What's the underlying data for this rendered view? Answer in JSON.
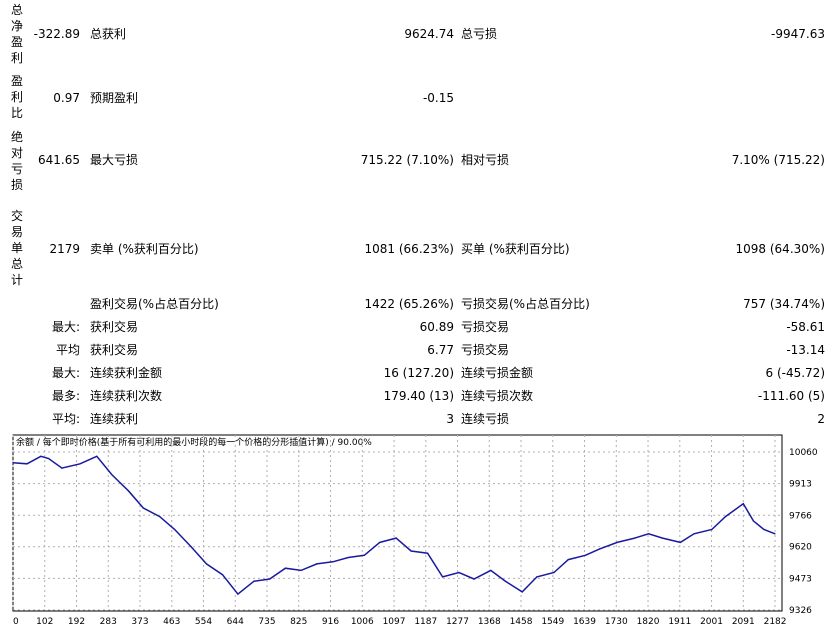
{
  "report": {
    "row1": {
      "side_label": "总净盈利",
      "value": "-322.89",
      "label1": "总获利",
      "value1": "9624.74",
      "label2": "总亏损",
      "value2": "-9947.63"
    },
    "row2": {
      "side_label": "盈利比",
      "value": "0.97",
      "label1": "预期盈利",
      "value1": "-0.15"
    },
    "row3": {
      "side_label": "绝对亏损",
      "value": "641.65",
      "label1": "最大亏损",
      "value1": "715.22 (7.10%)",
      "label2": "相对亏损",
      "value2": "7.10% (715.22)"
    },
    "row4": {
      "side_label": "交易单总计",
      "value": "2179",
      "label1": "卖单 (%获利百分比)",
      "value1": "1081 (66.23%)",
      "label2": "买单 (%获利百分比)",
      "value2": "1098 (64.30%)"
    },
    "row5": {
      "label1": "盈利交易(%占总百分比)",
      "value1": "1422 (65.26%)",
      "label2": "亏损交易(%占总百分比)",
      "value2": "757 (34.74%)"
    },
    "row6": {
      "prefix": "最大:",
      "label1": "获利交易",
      "value1": "60.89",
      "label2": "亏损交易",
      "value2": "-58.61"
    },
    "row7": {
      "prefix": "平均",
      "label1": "获利交易",
      "value1": "6.77",
      "label2": "亏损交易",
      "value2": "-13.14"
    },
    "row8": {
      "prefix": "最大:",
      "label1": "连续获利金额",
      "value1": "16 (127.20)",
      "label2": "连续亏损金额",
      "value2": "6 (-45.72)"
    },
    "row9": {
      "prefix": "最多:",
      "label1": "连续获利次数",
      "value1": "179.40 (13)",
      "label2": "连续亏损次数",
      "value2": "-111.60 (5)"
    },
    "row10": {
      "prefix": "平均:",
      "label1": "连续获利",
      "value1": "3",
      "label2": "连续亏损",
      "value2": "2"
    }
  },
  "chart_data": {
    "type": "line",
    "title": "余额 / 每个即时价格(基于所有可利用的最小时段的每一个价格的分形插值计算) / 90.00%",
    "x_ticks": [
      "0",
      "102",
      "192",
      "283",
      "373",
      "463",
      "554",
      "644",
      "735",
      "825",
      "916",
      "1006",
      "1097",
      "1187",
      "1277",
      "1368",
      "1458",
      "1549",
      "1639",
      "1730",
      "1820",
      "1911",
      "2001",
      "2091",
      "2182"
    ],
    "y_ticks": [
      "10060",
      "9913",
      "9766",
      "9620",
      "9473",
      "9326"
    ],
    "ylim": [
      9326,
      10060
    ],
    "xlim": [
      0,
      2179
    ],
    "grid": true,
    "line_color": "#1a1aa0",
    "series": [
      {
        "x": [
          0,
          40,
          80,
          102,
          140,
          192,
          240,
          283,
          330,
          373,
          420,
          463,
          510,
          554,
          600,
          644,
          690,
          735,
          780,
          825,
          870,
          916,
          960,
          1006,
          1050,
          1097,
          1140,
          1187,
          1230,
          1277,
          1320,
          1368,
          1410,
          1458,
          1500,
          1549,
          1590,
          1639,
          1680,
          1730,
          1780,
          1820,
          1860,
          1911,
          1950,
          2001,
          2040,
          2091,
          2120,
          2150,
          2182
        ],
        "values": [
          10010,
          10005,
          10040,
          10030,
          9985,
          10005,
          10040,
          9955,
          9880,
          9800,
          9760,
          9700,
          9620,
          9540,
          9490,
          9400,
          9460,
          9470,
          9520,
          9510,
          9540,
          9550,
          9570,
          9580,
          9640,
          9660,
          9600,
          9590,
          9480,
          9500,
          9470,
          9510,
          9460,
          9410,
          9480,
          9500,
          9560,
          9580,
          9610,
          9640,
          9660,
          9680,
          9660,
          9640,
          9680,
          9700,
          9760,
          9820,
          9740,
          9700,
          9680
        ]
      }
    ]
  }
}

________________________

Find all the lines containing "占总百分比" in the material, then copy them.

      "label1": "盈利交易(%占总百分比)",
      "label2": "亏损交易(%占总百分比)",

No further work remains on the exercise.